▶

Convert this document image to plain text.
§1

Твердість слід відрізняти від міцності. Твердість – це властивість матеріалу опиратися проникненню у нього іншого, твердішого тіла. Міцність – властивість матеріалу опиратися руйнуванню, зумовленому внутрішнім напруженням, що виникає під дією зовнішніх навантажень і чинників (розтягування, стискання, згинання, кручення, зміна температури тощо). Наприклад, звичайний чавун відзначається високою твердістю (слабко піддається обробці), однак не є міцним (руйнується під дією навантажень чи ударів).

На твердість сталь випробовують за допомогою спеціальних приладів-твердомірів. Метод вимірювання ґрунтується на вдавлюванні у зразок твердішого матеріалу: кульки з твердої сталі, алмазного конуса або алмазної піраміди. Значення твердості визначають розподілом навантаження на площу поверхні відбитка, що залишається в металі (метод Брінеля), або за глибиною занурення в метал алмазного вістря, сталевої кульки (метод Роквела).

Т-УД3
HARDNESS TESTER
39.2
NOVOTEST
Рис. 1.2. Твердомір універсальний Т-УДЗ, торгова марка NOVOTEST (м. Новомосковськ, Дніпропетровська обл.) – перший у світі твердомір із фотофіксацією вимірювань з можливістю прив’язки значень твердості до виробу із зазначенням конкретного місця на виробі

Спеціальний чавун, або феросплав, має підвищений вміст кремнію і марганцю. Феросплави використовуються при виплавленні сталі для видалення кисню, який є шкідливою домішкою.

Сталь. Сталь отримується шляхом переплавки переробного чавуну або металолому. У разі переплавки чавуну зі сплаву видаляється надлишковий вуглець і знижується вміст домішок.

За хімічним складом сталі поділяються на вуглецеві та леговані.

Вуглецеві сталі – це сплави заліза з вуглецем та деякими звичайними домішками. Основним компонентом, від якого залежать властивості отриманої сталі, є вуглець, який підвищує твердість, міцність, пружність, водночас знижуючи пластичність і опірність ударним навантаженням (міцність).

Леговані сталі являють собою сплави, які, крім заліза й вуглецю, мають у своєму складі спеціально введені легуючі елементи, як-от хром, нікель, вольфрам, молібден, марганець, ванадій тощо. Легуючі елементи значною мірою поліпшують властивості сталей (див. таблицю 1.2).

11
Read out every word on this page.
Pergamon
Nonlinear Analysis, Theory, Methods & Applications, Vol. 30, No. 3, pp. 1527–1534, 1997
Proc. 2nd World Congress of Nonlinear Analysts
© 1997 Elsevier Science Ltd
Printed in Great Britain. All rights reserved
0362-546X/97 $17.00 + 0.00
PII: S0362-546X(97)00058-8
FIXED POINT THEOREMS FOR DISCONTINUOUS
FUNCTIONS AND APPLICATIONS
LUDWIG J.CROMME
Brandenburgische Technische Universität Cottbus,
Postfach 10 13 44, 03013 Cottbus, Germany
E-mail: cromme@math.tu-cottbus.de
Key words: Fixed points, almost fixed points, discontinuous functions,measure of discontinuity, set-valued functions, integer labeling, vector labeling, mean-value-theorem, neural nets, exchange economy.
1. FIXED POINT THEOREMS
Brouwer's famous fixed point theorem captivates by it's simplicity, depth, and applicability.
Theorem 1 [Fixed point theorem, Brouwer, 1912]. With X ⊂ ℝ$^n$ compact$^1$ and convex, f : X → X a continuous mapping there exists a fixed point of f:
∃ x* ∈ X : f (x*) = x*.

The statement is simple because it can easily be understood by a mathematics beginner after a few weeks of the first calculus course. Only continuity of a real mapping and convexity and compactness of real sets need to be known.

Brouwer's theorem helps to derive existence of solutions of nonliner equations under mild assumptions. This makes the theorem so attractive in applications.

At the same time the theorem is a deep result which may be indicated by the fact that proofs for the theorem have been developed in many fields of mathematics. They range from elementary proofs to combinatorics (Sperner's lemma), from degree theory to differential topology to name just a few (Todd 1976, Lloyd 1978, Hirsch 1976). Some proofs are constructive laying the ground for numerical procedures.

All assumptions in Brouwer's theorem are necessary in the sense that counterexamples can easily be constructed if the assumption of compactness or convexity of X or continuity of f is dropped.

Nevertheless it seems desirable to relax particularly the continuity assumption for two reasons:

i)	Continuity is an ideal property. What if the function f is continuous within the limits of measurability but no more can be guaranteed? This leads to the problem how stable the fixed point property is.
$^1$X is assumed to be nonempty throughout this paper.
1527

◀

#### Given task
Report the number of lines containing the string "NOVOTEST" and add nothing to it.

#### The output
2